▶ **Given instruction**:
Copy the data precisely, keeping every character.

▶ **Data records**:
"""
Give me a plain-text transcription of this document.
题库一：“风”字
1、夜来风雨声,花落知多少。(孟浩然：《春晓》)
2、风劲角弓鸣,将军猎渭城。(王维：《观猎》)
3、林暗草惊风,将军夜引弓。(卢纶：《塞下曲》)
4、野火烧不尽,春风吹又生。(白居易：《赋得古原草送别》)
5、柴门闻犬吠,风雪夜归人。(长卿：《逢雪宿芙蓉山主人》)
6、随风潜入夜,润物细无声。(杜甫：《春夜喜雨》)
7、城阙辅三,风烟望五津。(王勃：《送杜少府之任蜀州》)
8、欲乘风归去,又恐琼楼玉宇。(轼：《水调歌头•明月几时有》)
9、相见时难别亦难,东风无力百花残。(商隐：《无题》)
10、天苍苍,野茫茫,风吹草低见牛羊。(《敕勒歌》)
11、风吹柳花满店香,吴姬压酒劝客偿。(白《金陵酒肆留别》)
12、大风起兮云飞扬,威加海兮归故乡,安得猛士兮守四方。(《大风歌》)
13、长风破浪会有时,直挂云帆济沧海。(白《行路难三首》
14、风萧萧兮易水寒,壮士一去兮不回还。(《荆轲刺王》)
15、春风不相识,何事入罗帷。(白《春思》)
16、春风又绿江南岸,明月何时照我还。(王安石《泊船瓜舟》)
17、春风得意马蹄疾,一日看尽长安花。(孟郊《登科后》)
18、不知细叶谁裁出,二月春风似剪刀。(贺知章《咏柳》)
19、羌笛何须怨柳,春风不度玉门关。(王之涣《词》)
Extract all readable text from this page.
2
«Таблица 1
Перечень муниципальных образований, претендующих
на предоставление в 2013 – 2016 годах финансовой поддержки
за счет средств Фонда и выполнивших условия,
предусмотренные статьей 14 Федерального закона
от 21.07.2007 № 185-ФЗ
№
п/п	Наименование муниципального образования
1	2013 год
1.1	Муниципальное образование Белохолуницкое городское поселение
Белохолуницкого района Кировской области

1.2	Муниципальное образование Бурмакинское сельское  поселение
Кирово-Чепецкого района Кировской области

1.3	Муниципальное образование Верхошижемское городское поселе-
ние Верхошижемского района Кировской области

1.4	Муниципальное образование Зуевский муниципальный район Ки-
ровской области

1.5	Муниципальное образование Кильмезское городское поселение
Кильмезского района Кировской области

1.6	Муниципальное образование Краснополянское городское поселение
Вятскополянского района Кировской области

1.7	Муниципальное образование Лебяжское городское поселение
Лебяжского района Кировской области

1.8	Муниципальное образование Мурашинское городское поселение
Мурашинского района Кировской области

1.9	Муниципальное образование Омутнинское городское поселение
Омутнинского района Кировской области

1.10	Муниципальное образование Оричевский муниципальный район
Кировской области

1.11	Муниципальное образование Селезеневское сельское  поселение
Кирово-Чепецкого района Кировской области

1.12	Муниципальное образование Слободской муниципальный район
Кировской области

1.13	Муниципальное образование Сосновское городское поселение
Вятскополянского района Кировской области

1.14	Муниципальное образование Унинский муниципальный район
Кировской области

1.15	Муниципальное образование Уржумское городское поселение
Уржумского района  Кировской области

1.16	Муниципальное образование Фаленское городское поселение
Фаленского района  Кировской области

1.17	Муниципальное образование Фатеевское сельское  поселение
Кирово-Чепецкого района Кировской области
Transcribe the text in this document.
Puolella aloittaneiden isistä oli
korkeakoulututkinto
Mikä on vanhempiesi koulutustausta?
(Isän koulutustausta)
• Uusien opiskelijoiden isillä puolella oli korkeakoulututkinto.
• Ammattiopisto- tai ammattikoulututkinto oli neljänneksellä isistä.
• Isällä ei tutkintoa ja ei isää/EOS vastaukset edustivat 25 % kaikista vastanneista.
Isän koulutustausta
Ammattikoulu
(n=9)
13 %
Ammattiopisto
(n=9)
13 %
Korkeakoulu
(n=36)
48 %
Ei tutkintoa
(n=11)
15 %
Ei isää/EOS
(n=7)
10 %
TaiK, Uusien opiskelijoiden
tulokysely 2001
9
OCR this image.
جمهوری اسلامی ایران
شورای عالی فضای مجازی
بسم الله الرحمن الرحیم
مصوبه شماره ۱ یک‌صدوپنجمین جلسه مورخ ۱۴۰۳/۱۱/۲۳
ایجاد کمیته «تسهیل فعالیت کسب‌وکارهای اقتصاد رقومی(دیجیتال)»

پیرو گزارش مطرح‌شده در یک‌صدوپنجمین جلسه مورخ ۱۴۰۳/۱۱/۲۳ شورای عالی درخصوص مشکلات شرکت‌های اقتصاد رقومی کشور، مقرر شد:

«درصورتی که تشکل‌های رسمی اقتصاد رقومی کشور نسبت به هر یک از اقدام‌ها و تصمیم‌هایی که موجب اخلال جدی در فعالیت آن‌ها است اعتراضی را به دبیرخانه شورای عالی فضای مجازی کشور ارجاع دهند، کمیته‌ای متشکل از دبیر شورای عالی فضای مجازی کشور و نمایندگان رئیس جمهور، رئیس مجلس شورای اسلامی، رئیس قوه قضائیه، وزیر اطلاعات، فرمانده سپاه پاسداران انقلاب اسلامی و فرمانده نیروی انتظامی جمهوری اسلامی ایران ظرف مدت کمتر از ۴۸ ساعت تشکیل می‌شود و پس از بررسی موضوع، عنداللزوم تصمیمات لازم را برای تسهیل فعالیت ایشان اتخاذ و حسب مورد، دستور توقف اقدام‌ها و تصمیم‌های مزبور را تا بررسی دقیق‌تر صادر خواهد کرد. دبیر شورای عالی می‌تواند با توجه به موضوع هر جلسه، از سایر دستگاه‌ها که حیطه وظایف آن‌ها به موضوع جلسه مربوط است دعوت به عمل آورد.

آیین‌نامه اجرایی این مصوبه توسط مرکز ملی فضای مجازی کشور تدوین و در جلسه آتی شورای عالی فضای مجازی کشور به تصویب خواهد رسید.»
"""
▶ **Exercise output**:
Give me a plain-text transcription of this document.
题库一：“风”字
1、夜来风雨声,花落知多少。(孟浩然：《春晓》)
2、风劲角弓鸣,将军猎渭城。(王维：《观猎》)
3、林暗草惊风,将军夜引弓。(卢纶：《塞下曲》)
4、野火烧不尽,春风吹又生。(白居易：《赋得古原草送别》)
5、柴门闻犬吠,风雪夜归人。(长卿：《逢雪宿芙蓉山主人》)
6、随风潜入夜,润物细无声。(杜甫：《春夜喜雨》)
7、城阙辅三,风烟望五津。(王勃：《送杜少府之任蜀州》)
8、欲乘风归去,又恐琼楼玉宇。(轼：《水调歌头•明月几时有》)
9、相见时难别亦难,东风无力百花残。(商隐：《无题》)
10、天苍苍,野茫茫,风吹草低见牛羊。(《敕勒歌》)
11、风吹柳花满店香,吴姬压酒劝客偿。(白《金陵酒肆留别》)
12、大风起兮云飞扬,威加海兮归故乡,安得猛士兮守四方。(《大风歌》)
13、长风破浪会有时,直挂云帆济沧海。(白《行路难三首》
14、风萧萧兮易水寒,壮士一去兮不回还。(《荆轲刺王》)
15、春风不相识,何事入罗帷。(白《春思》)
16、春风又绿江南岸,明月何时照我还。(王安石《泊船瓜舟》)
17、春风得意马蹄疾,一日看尽长安花。(孟郊《登科后》)
18、不知细叶谁裁出,二月春风似剪刀。(贺知章《咏柳》)
19、羌笛何须怨柳,春风不度玉门关。(王之涣《词》)
Extract all readable text from this page.
2
«Таблица 1
Перечень муниципальных образований, претендующих
на предоставление в 2013 – 2016 годах финансовой поддержки
за счет средств Фонда и выполнивших условия,
предусмотренные статьей 14 Федерального закона
от 21.07.2007 № 185-ФЗ
№
п/п	Наименование муниципального образования
1	2013 год
1.1	Муниципальное образование Белохолуницкое городское поселение
Белохолуницкого района Кировской области

1.2	Муниципальное образование Бурмакинское сельское  поселение
Кирово-Чепецкого района Кировской области

1.3	Муниципальное образование Верхошижемское городское поселе-
ние Верхошижемского района Кировской области

1.4	Муниципальное образование Зуевский муниципальный район Ки-
ровской области

1.5	Муниципальное образование Кильмезское городское поселение
Кильмезского района Кировской области

1.6	Муниципальное образование Краснополянское городское поселение
Вятскополянского района Кировской области

1.7	Муниципальное образование Лебяжское городское поселение
Лебяжского района Кировской области

1.8	Муниципальное образование Мурашинское городское поселение
Мурашинского района Кировской области

1.9	Муниципальное образование Омутнинское городское поселение
Омутнинского района Кировской области

1.10	Муниципальное образование Оричевский муниципальный район
Кировской области

1.11	Муниципальное образование Селезеневское сельское  поселение
Кирово-Чепецкого района Кировской области

1.12	Муниципальное образование Слободской муниципальный район
Кировской области

1.13	Муниципальное образование Сосновское городское поселение
Вятскополянского района Кировской области

1.14	Муниципальное образование Унинский муниципальный район
Кировской области

1.15	Муниципальное образование Уржумское городское поселение
Уржумского района  Кировской области

1.16	Муниципальное образование Фаленское городское поселение
Фаленского района  Кировской области

1.17	Муниципальное образование Фатеевское сельское  поселение
Кирово-Чепецкого района Кировской области
Transcribe the text in this document.
Puolella aloittaneiden isistä oli
korkeakoulututkinto
Mikä on vanhempiesi koulutustausta?
(Isän koulutustausta)
• Uusien opiskelijoiden isillä puolella oli korkeakoulututkinto.
• Ammattiopisto- tai ammattikoulututkinto oli neljänneksellä isistä.
• Isällä ei tutkintoa ja ei isää/EOS vastaukset edustivat 25 % kaikista vastanneista.
Isän koulutustausta
Ammattikoulu
(n=9)
13 %
Ammattiopisto
(n=9)
13 %
Korkeakoulu
(n=36)
48 %
Ei tutkintoa
(n=11)
15 %
Ei isää/EOS
(n=7)
10 %
TaiK, Uusien opiskelijoiden
tulokysely 2001
9
OCR this image.
جمهوری اسلامی ایران
شورای عالی فضای مجازی
بسم الله الرحمن الرحیم
مصوبه شماره ۱ یک‌صدوپنجمین جلسه مورخ ۱۴۰۳/۱۱/۲۳
ایجاد کمیته «تسهیل فعالیت کسب‌وکارهای اقتصاد رقومی(دیجیتال)»

پیرو گزارش مطرح‌شده در یک‌صدوپنجمین جلسه مورخ ۱۴۰۳/۱۱/۲۳ شورای عالی درخصوص مشکلات شرکت‌های اقتصاد رقومی کشور، مقرر شد:

«درصورتی که تشکل‌های رسمی اقتصاد رقومی کشور نسبت به هر یک از اقدام‌ها و تصمیم‌هایی که موجب اخلال جدی در فعالیت آن‌ها است اعتراضی را به دبیرخانه شورای عالی فضای مجازی کشور ارجاع دهند، کمیته‌ای متشکل از دبیر شورای عالی فضای مجازی کشور و نمایندگان رئیس جمهور، رئیس مجلس شورای اسلامی، رئیس قوه قضائیه، وزیر اطلاعات، فرمانده سپاه پاسداران انقلاب اسلامی و فرمانده نیروی انتظامی جمهوری اسلامی ایران ظرف مدت کمتر از ۴۸ ساعت تشکیل می‌شود و پس از بررسی موضوع، عنداللزوم تصمیمات لازم را برای تسهیل فعالیت ایشان اتخاذ و حسب مورد، دستور توقف اقدام‌ها و تصمیم‌های مزبور را تا بررسی دقیق‌تر صادر خواهد کرد. دبیر شورای عالی می‌تواند با توجه به موضوع هر جلسه، از سایر دستگاه‌ها که حیطه وظایف آن‌ها به موضوع جلسه مربوط است دعوت به عمل آورد.

آیین‌نامه اجرایی این مصوبه توسط مرکز ملی فضای مجازی کشور تدوین و در جلسه آتی شورای عالی فضای مجازی کشور به تصویب خواهد رسید.»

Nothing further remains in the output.